Goal ->
Count how many lines in the material below hold the word "haya"; the reply is that number alone.

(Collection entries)
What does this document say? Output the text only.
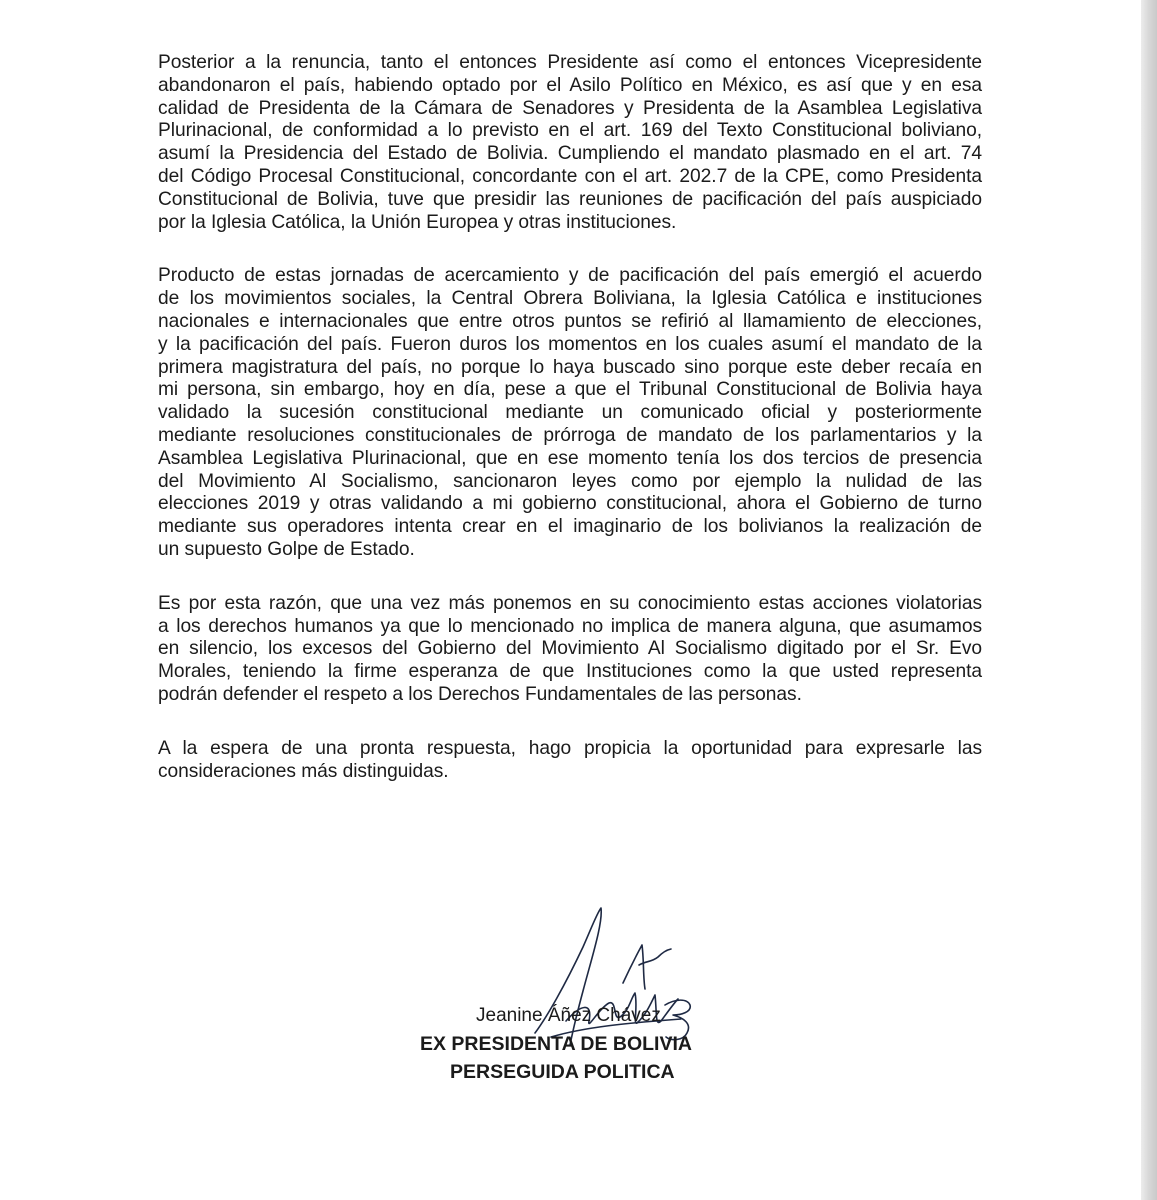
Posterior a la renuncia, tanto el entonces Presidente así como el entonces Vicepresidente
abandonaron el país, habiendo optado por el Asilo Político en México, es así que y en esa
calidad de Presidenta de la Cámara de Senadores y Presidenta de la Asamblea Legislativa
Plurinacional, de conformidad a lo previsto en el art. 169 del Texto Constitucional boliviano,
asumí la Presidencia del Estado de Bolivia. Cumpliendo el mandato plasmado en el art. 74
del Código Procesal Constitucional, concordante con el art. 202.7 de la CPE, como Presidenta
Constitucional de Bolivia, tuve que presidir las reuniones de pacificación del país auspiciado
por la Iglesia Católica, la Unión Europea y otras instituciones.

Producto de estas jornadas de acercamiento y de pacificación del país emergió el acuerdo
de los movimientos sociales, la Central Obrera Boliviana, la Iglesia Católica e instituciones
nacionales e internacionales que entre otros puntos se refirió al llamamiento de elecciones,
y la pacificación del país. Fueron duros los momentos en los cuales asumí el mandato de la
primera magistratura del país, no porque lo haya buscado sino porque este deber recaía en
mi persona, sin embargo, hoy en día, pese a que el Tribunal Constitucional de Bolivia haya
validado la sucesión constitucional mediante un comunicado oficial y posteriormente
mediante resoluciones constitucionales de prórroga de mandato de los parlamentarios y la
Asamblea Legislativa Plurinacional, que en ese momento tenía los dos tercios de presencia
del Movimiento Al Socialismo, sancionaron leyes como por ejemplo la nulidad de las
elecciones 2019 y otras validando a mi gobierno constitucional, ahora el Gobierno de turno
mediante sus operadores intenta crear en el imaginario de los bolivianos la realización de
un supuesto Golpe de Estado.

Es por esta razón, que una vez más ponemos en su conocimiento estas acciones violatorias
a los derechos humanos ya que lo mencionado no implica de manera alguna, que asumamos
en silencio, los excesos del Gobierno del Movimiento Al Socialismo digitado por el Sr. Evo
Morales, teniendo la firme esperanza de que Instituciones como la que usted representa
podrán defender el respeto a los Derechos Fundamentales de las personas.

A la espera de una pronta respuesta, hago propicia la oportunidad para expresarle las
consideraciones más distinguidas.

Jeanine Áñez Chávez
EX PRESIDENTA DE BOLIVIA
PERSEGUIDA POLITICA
--
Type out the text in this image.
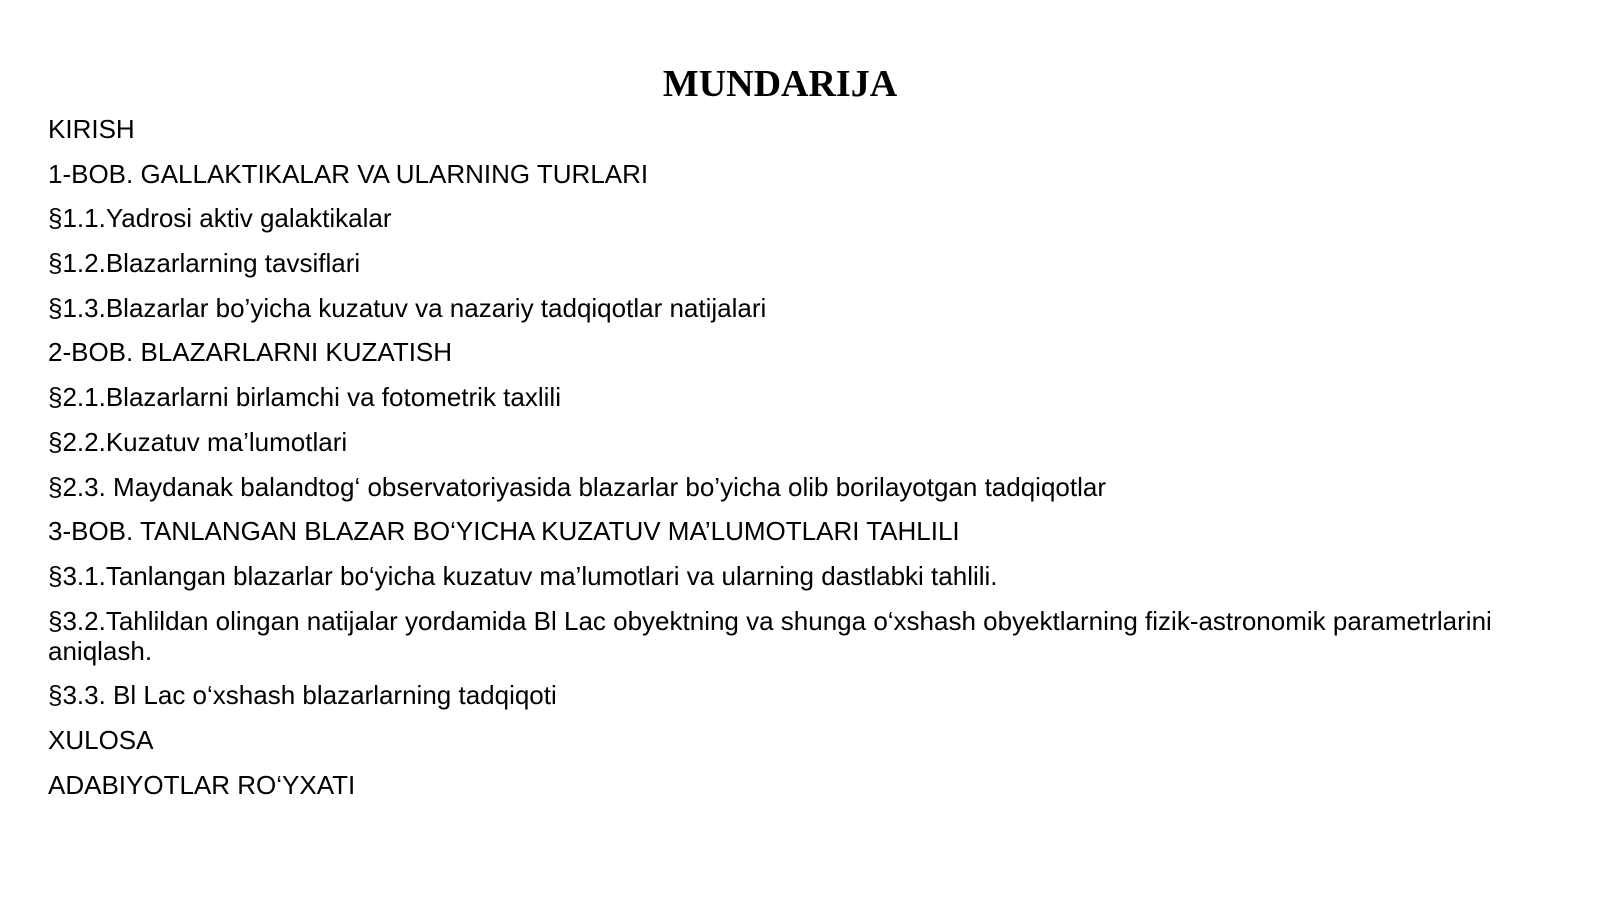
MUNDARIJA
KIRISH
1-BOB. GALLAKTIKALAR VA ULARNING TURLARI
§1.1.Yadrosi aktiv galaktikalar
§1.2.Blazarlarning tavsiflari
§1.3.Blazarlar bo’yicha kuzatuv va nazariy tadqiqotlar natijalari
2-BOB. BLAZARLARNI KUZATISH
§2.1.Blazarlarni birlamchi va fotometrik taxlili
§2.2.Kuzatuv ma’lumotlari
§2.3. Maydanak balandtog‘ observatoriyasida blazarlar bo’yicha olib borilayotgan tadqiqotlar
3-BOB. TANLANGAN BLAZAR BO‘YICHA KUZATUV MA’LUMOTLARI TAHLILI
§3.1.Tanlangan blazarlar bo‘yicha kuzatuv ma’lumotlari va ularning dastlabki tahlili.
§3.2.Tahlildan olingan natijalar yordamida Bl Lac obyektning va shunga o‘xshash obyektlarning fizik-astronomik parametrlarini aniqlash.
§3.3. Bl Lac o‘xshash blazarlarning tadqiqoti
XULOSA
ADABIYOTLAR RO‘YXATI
---
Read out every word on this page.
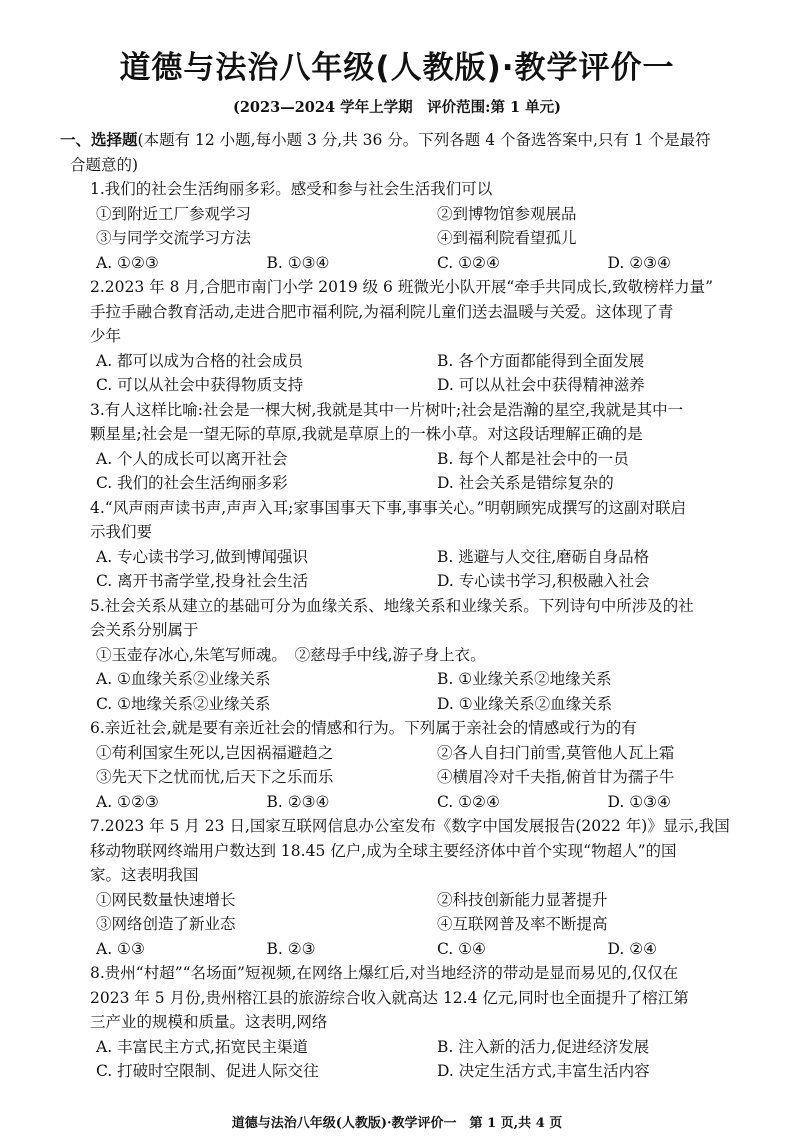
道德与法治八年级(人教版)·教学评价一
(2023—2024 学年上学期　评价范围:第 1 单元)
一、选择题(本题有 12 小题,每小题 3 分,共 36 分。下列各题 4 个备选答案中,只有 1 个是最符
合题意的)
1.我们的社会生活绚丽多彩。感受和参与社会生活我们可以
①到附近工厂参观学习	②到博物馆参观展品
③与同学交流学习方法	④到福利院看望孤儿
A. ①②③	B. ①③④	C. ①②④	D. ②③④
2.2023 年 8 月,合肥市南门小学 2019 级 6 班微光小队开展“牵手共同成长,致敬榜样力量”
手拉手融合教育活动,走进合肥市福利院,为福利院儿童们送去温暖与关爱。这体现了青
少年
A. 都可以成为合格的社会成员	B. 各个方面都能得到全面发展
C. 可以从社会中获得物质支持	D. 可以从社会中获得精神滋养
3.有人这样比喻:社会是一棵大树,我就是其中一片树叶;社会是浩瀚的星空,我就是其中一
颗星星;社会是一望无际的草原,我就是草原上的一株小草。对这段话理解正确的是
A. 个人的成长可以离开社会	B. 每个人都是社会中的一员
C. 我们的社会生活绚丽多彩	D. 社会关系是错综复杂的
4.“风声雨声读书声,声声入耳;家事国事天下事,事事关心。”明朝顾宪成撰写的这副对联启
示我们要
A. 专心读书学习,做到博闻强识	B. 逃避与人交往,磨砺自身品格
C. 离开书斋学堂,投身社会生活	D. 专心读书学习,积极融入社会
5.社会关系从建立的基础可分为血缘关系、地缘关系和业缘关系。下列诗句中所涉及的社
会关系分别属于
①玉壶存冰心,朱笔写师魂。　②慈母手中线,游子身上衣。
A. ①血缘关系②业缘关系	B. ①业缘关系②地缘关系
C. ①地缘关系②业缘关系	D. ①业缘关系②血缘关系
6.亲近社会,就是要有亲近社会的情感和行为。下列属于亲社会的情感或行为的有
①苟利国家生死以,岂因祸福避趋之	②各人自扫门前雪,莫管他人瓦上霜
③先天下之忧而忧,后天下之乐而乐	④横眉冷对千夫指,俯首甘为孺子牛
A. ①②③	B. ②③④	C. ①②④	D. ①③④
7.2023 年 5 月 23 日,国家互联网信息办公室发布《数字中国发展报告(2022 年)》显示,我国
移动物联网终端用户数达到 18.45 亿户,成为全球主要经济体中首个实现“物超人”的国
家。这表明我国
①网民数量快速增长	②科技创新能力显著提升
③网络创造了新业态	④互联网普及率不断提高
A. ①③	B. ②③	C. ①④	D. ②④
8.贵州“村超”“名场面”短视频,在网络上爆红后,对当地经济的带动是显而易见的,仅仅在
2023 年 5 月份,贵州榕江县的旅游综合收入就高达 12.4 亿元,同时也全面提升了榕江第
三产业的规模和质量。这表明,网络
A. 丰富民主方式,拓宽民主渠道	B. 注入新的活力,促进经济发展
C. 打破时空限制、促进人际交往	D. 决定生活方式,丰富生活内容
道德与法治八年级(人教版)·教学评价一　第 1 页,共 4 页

The completed task ->
2